● DIRECTIVE: Print every entry, word for word, and skip the images.

● SUPPLIED RECORDS:
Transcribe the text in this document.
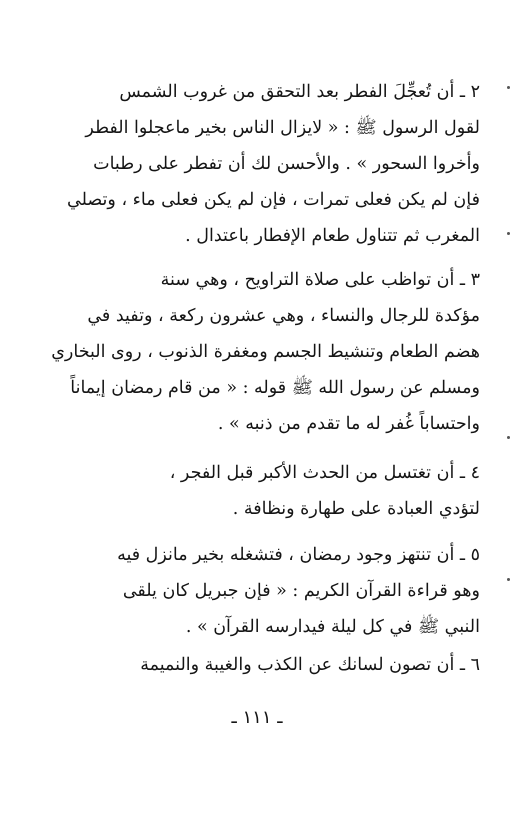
٢ ـ أن تُعجِّلَ الفطر بعد التحقق من غروب الشمس
لقول الرسول ﷺ : « لايزال الناس بخير ماعجلوا الفطر
وأخروا السحور » . والأحسن لك أن تفطر على رطبات
فإن لم يكن فعلى تمرات ، فإن لم يكن فعلى ماء ، وتصلي
المغرب ثم تتناول طعام الإفطار باعتدال .
٣ ـ أن تواظب على صلاة التراويح ، وهي سنة
مؤكدة للرجال والنساء ، وهي عشرون ركعة ، وتفيد في
هضم الطعام وتنشيط الجسم ومغفرة الذنوب ، روى البخاري
ومسلم عن رسول الله ﷺ قوله : « من قام رمضان إيماناً
واحتساباً غُفر له ما تقدم من ذنبه » .
٤ ـ أن تغتسل من الحدث الأكبر قبل الفجر ،
لتؤدي العبادة على طهارة ونظافة .
٥ ـ أن تنتهز وجود رمضان ، فتشغله بخير مانزل فيه
وهو قراءة القرآن الكريم : « فإن جبريل كان يلقى
النبي ﷺ في كل ليلة فيدارسه القرآن » .
٦ ـ أن تصون لسانك عن الكذب والغيبة والنميمة
ـ ١١١ ـ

● COMPLETED EXERCISE:
Transcribe the text in this document.
٢ ـ أن تُعجِّلَ الفطر بعد التحقق من غروب الشمس
لقول الرسول ﷺ : « لايزال الناس بخير ماعجلوا الفطر
وأخروا السحور » . والأحسن لك أن تفطر على رطبات
فإن لم يكن فعلى تمرات ، فإن لم يكن فعلى ماء ، وتصلي
المغرب ثم تتناول طعام الإفطار باعتدال .
٣ ـ أن تواظب على صلاة التراويح ، وهي سنة
مؤكدة للرجال والنساء ، وهي عشرون ركعة ، وتفيد في
هضم الطعام وتنشيط الجسم ومغفرة الذنوب ، روى البخاري
ومسلم عن رسول الله ﷺ قوله : « من قام رمضان إيماناً
واحتساباً غُفر له ما تقدم من ذنبه » .
٤ ـ أن تغتسل من الحدث الأكبر قبل الفجر ،
لتؤدي العبادة على طهارة ونظافة .
٥ ـ أن تنتهز وجود رمضان ، فتشغله بخير مانزل فيه
وهو قراءة القرآن الكريم : « فإن جبريل كان يلقى
النبي ﷺ في كل ليلة فيدارسه القرآن » .
٦ ـ أن تصون لسانك عن الكذب والغيبة والنميمة
ـ ١١١ ـ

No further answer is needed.